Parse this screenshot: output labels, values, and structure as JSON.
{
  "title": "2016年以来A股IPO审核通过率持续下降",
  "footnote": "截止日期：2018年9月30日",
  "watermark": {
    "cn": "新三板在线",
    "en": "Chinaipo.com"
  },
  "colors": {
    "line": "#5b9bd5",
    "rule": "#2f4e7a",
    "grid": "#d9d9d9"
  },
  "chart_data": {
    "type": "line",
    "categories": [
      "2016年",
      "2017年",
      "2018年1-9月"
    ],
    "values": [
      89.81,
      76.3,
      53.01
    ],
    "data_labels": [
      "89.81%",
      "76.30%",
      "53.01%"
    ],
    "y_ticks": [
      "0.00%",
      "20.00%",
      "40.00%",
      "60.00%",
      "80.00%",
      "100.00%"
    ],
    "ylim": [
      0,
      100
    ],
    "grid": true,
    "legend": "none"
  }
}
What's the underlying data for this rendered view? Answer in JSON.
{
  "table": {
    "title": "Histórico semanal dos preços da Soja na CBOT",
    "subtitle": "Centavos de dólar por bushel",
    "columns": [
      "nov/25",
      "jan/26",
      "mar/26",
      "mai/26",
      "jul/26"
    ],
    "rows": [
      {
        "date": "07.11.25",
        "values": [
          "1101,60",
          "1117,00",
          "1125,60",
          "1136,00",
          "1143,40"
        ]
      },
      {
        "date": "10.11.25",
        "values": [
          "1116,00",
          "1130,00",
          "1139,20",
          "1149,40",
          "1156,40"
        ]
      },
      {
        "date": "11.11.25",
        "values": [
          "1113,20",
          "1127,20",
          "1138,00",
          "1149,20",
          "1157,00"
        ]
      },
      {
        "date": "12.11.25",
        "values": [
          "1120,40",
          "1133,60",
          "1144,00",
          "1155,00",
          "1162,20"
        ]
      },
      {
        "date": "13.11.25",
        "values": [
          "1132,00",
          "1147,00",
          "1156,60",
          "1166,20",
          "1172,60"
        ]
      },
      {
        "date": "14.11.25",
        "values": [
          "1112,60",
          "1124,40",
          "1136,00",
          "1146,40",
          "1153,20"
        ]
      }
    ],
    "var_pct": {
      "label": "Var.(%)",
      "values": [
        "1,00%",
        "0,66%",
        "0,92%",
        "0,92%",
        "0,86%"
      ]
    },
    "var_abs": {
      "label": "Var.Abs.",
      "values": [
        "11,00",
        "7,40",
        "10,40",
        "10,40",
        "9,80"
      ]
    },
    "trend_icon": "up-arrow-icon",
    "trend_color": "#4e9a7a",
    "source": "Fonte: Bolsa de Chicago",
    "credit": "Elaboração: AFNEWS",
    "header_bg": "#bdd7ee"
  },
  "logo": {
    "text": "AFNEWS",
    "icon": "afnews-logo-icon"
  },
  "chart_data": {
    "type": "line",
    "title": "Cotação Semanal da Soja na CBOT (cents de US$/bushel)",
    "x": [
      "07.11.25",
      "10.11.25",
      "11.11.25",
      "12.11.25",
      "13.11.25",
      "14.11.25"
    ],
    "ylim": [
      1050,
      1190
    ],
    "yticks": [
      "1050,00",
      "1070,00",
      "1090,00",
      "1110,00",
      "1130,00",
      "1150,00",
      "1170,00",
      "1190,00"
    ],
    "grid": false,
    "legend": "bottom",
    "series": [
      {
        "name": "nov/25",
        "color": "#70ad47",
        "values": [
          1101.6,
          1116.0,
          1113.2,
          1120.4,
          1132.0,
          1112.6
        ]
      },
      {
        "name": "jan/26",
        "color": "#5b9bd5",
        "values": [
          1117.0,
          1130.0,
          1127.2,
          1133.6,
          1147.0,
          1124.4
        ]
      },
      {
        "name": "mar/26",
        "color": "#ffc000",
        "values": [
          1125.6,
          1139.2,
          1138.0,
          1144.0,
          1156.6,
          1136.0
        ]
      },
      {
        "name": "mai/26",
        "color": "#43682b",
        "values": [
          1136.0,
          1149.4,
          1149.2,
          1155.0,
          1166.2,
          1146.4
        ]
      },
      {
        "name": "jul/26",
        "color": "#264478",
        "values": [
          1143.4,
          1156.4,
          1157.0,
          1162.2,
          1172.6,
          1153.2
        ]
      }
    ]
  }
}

•••

Set down the entries above again, word for word.

**Answer to this problem:**
Parse this screenshot: output labels, values, and structure as JSON.
{
  "title": "2016年以来A股IPO审核通过率持续下降",
  "footnote": "截止日期：2018年9月30日",
  "watermark": {
    "cn": "新三板在线",
    "en": "Chinaipo.com"
  },
  "colors": {
    "line": "#5b9bd5",
    "rule": "#2f4e7a",
    "grid": "#d9d9d9"
  },
  "chart_data": {
    "type": "line",
    "categories": [
      "2016年",
      "2017年",
      "2018年1-9月"
    ],
    "values": [
      89.81,
      76.3,
      53.01
    ],
    "data_labels": [
      "89.81%",
      "76.30%",
      "53.01%"
    ],
    "y_ticks": [
      "0.00%",
      "20.00%",
      "40.00%",
      "60.00%",
      "80.00%",
      "100.00%"
    ],
    "ylim": [
      0,
      100
    ],
    "grid": true,
    "legend": "none"
  }
}
What's the underlying data for this rendered view? Answer in JSON.
{
  "table": {
    "title": "Histórico semanal dos preços da Soja na CBOT",
    "subtitle": "Centavos de dólar por bushel",
    "columns": [
      "nov/25",
      "jan/26",
      "mar/26",
      "mai/26",
      "jul/26"
    ],
    "rows": [
      {
        "date": "07.11.25",
        "values": [
          "1101,60",
          "1117,00",
          "1125,60",
          "1136,00",
          "1143,40"
        ]
      },
      {
        "date": "10.11.25",
        "values": [
          "1116,00",
          "1130,00",
          "1139,20",
          "1149,40",
          "1156,40"
        ]
      },
      {
        "date": "11.11.25",
        "values": [
          "1113,20",
          "1127,20",
          "1138,00",
          "1149,20",
          "1157,00"
        ]
      },
      {
        "date": "12.11.25",
        "values": [
          "1120,40",
          "1133,60",
          "1144,00",
          "1155,00",
          "1162,20"
        ]
      },
      {
        "date": "13.11.25",
        "values": [
          "1132,00",
          "1147,00",
          "1156,60",
          "1166,20",
          "1172,60"
        ]
      },
      {
        "date": "14.11.25",
        "values": [
          "1112,60",
          "1124,40",
          "1136,00",
          "1146,40",
          "1153,20"
        ]
      }
    ],
    "var_pct": {
      "label": "Var.(%)",
      "values": [
        "1,00%",
        "0,66%",
        "0,92%",
        "0,92%",
        "0,86%"
      ]
    },
    "var_abs": {
      "label": "Var.Abs.",
      "values": [
        "11,00",
        "7,40",
        "10,40",
        "10,40",
        "9,80"
      ]
    },
    "trend_icon": "up-arrow-icon",
    "trend_color": "#4e9a7a",
    "source": "Fonte: Bolsa de Chicago",
    "credit": "Elaboração: AFNEWS",
    "header_bg": "#bdd7ee"
  },
  "logo": {
    "text": "AFNEWS",
    "icon": "afnews-logo-icon"
  },
  "chart_data": {
    "type": "line",
    "title": "Cotação Semanal da Soja na CBOT (cents de US$/bushel)",
    "x": [
      "07.11.25",
      "10.11.25",
      "11.11.25",
      "12.11.25",
      "13.11.25",
      "14.11.25"
    ],
    "ylim": [
      1050,
      1190
    ],
    "yticks": [
      "1050,00",
      "1070,00",
      "1090,00",
      "1110,00",
      "1130,00",
      "1150,00",
      "1170,00",
      "1190,00"
    ],
    "grid": false,
    "legend": "bottom",
    "series": [
      {
        "name": "nov/25",
        "color": "#70ad47",
        "values": [
          1101.6,
          1116.0,
          1113.2,
          1120.4,
          1132.0,
          1112.6
        ]
      },
      {
        "name": "jan/26",
        "color": "#5b9bd5",
        "values": [
          1117.0,
          1130.0,
          1127.2,
          1133.6,
          1147.0,
          1124.4
        ]
      },
      {
        "name": "mar/26",
        "color": "#ffc000",
        "values": [
          1125.6,
          1139.2,
          1138.0,
          1144.0,
          1156.6,
          1136.0
        ]
      },
      {
        "name": "mai/26",
        "color": "#43682b",
        "values": [
          1136.0,
          1149.4,
          1149.2,
          1155.0,
          1166.2,
          1146.4
        ]
      },
      {
        "name": "jul/26",
        "color": "#264478",
        "values": [
          1143.4,
          1156.4,
          1157.0,
          1162.2,
          1172.6,
          1153.2
        ]
      }
    ]
  }
}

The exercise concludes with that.